DATA SUPPLIED:

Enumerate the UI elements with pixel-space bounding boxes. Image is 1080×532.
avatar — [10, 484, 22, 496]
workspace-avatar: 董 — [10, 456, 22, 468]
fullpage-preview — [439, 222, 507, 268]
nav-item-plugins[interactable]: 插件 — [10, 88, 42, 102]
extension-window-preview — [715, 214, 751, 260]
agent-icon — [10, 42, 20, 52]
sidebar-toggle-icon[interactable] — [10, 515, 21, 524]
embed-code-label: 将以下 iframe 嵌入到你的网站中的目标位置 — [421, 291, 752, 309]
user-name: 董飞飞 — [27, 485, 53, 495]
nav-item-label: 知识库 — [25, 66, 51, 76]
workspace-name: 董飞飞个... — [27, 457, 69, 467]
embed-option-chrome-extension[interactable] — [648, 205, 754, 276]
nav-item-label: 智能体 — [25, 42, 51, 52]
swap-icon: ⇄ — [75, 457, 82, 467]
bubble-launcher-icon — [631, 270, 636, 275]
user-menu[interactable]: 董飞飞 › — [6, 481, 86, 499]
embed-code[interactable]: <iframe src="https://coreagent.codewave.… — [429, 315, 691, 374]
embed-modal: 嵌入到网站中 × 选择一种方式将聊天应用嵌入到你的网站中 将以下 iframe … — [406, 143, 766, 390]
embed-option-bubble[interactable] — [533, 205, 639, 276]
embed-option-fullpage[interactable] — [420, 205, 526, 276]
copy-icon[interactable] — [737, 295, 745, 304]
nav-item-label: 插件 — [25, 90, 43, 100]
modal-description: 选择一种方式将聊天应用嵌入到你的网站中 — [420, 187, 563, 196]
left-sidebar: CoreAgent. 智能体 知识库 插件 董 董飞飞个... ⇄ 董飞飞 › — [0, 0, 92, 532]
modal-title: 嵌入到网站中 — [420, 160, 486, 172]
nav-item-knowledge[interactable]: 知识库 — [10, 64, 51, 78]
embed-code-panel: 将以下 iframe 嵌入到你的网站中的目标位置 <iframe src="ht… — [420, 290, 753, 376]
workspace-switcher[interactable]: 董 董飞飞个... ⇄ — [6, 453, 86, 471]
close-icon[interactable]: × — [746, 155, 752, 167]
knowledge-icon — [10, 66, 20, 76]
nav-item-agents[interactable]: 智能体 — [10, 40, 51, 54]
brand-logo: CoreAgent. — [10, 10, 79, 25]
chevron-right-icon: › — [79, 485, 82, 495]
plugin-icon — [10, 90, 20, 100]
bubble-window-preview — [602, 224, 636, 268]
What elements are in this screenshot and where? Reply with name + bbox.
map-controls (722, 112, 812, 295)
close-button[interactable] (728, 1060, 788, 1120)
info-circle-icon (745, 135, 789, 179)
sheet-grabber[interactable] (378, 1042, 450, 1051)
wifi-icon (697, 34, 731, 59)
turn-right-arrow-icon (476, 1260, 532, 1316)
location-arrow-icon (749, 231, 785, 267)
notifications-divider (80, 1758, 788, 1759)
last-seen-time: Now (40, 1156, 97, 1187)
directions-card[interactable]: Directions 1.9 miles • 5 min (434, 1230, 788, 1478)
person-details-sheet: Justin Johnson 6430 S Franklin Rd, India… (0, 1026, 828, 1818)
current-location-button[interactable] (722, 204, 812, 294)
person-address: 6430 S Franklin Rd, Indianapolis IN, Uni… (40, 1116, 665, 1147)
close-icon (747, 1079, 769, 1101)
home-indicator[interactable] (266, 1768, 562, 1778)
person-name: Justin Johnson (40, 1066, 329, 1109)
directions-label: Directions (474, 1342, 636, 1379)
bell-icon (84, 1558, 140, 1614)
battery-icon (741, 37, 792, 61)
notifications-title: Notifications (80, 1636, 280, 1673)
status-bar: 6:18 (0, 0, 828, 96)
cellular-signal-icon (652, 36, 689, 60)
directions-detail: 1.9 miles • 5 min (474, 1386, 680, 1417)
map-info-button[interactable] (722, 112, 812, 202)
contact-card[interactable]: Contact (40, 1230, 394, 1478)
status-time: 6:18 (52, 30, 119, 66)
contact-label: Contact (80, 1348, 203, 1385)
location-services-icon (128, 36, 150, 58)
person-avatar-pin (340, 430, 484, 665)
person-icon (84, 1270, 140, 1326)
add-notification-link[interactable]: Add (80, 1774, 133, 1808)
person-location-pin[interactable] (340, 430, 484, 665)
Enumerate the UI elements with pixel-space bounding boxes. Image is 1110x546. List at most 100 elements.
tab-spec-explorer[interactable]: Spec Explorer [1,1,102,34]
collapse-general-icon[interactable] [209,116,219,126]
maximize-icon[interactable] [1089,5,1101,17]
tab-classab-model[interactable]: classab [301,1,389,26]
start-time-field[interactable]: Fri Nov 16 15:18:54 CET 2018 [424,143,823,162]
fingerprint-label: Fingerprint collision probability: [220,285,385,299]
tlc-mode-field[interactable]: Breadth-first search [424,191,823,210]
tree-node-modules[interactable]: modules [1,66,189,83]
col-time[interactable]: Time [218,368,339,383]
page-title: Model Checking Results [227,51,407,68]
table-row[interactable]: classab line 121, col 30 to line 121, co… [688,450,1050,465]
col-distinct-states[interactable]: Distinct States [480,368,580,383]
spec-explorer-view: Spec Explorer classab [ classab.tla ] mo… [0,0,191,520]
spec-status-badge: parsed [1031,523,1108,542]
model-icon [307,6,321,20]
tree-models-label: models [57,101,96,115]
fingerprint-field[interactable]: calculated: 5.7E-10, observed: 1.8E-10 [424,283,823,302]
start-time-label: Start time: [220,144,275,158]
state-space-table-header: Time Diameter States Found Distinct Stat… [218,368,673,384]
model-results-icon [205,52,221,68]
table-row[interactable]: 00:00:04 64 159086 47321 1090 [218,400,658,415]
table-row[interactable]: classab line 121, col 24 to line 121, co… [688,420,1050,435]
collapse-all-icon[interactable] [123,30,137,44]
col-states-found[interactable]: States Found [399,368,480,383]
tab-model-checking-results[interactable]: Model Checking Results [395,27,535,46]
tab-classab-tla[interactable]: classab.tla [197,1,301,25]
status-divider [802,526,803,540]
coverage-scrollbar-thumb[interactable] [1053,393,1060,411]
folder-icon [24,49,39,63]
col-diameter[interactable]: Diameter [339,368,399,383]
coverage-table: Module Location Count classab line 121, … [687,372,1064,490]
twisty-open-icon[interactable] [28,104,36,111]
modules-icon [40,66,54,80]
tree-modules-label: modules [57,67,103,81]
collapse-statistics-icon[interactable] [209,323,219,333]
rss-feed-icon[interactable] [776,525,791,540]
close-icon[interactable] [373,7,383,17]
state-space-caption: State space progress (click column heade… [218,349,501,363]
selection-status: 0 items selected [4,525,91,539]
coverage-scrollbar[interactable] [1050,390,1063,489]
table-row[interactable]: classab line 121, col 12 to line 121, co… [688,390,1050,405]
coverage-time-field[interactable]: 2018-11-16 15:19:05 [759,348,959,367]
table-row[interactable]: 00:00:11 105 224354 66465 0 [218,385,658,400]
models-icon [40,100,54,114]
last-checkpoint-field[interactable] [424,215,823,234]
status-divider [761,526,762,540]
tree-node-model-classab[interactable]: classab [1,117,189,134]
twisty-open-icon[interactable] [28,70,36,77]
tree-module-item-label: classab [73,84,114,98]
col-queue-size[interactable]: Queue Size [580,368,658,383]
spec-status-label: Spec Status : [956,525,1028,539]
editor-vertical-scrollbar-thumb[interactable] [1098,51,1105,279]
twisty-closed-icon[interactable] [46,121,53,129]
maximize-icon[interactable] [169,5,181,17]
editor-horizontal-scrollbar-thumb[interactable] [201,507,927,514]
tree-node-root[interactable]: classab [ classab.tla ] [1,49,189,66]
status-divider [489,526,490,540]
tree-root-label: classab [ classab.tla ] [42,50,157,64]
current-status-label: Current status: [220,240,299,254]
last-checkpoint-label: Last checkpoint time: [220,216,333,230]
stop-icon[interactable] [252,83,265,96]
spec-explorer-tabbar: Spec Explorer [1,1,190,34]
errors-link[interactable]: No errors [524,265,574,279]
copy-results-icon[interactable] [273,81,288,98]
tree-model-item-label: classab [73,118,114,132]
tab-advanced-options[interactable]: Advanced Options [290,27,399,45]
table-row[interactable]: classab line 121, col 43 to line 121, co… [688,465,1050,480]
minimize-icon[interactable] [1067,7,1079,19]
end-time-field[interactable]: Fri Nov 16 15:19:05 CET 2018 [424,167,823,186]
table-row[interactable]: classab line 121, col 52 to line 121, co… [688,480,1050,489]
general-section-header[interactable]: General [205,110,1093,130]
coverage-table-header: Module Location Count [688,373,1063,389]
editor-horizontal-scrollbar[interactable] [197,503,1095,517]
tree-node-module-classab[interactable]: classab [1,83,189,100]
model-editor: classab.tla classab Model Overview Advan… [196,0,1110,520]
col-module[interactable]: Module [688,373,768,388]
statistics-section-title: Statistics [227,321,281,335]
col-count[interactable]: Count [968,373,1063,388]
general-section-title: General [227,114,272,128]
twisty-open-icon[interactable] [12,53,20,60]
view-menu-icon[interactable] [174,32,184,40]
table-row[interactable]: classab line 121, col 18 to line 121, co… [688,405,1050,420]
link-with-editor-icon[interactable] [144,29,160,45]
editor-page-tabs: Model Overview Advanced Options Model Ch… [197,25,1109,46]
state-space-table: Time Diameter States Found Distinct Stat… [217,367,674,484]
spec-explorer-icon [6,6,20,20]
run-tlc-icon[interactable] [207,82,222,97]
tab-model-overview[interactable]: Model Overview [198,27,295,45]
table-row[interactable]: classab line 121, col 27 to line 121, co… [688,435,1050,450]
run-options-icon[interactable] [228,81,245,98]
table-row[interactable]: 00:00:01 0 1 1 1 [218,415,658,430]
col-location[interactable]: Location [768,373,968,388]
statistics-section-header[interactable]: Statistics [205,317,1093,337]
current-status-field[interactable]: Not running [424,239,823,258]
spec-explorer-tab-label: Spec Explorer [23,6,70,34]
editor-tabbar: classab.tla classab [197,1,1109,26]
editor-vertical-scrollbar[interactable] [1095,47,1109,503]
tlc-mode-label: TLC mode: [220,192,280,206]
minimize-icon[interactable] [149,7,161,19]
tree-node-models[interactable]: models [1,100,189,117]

TASK TO COMPLETE: Copy the material word for word, beginning with its first line and ending after the line that contains "close-button[interactable] (728, 1060, 788, 1120)".

THE OUTPUT:
Enumerate the UI elements with pixel-space bounding boxes. Image is 1080×532.
avatar — [10, 484, 22, 496]
workspace-avatar: 董 — [10, 456, 22, 468]
fullpage-preview — [439, 222, 507, 268]
nav-item-plugins[interactable]: 插件 — [10, 88, 42, 102]
extension-window-preview — [715, 214, 751, 260]
agent-icon — [10, 42, 20, 52]
sidebar-toggle-icon[interactable] — [10, 515, 21, 524]
embed-code-label: 将以下 iframe 嵌入到你的网站中的目标位置 — [421, 291, 752, 309]
user-name: 董飞飞 — [27, 485, 53, 495]
nav-item-label: 知识库 — [25, 66, 51, 76]
workspace-name: 董飞飞个... — [27, 457, 69, 467]
embed-option-chrome-extension[interactable] — [648, 205, 754, 276]
nav-item-label: 智能体 — [25, 42, 51, 52]
swap-icon: ⇄ — [75, 457, 82, 467]
bubble-launcher-icon — [631, 270, 636, 275]
user-menu[interactable]: 董飞飞 › — [6, 481, 86, 499]
embed-code[interactable]: <iframe src="https://coreagent.codewave.… — [429, 315, 691, 374]
embed-modal: 嵌入到网站中 × 选择一种方式将聊天应用嵌入到你的网站中 将以下 iframe … — [406, 143, 766, 390]
embed-option-bubble[interactable] — [533, 205, 639, 276]
embed-option-fullpage[interactable] — [420, 205, 526, 276]
copy-icon[interactable] — [737, 295, 745, 304]
nav-item-label: 插件 — [25, 90, 43, 100]
modal-description: 选择一种方式将聊天应用嵌入到你的网站中 — [420, 187, 563, 196]
left-sidebar: CoreAgent. 智能体 知识库 插件 董 董飞飞个... ⇄ 董飞飞 › — [0, 0, 92, 532]
modal-title: 嵌入到网站中 — [420, 160, 486, 172]
nav-item-knowledge[interactable]: 知识库 — [10, 64, 51, 78]
embed-code-panel: 将以下 iframe 嵌入到你的网站中的目标位置 <iframe src="ht… — [420, 290, 753, 376]
workspace-switcher[interactable]: 董 董飞飞个... ⇄ — [6, 453, 86, 471]
close-icon[interactable]: × — [746, 155, 752, 167]
knowledge-icon — [10, 66, 20, 76]
nav-item-agents[interactable]: 智能体 — [10, 40, 51, 54]
brand-logo: CoreAgent. — [10, 10, 79, 25]
chevron-right-icon: › — [79, 485, 82, 495]
plugin-icon — [10, 90, 20, 100]
bubble-window-preview — [602, 224, 636, 268]
What elements are in this screenshot and where? Reply with name + bbox.
map-controls (722, 112, 812, 295)
close-button[interactable] (728, 1060, 788, 1120)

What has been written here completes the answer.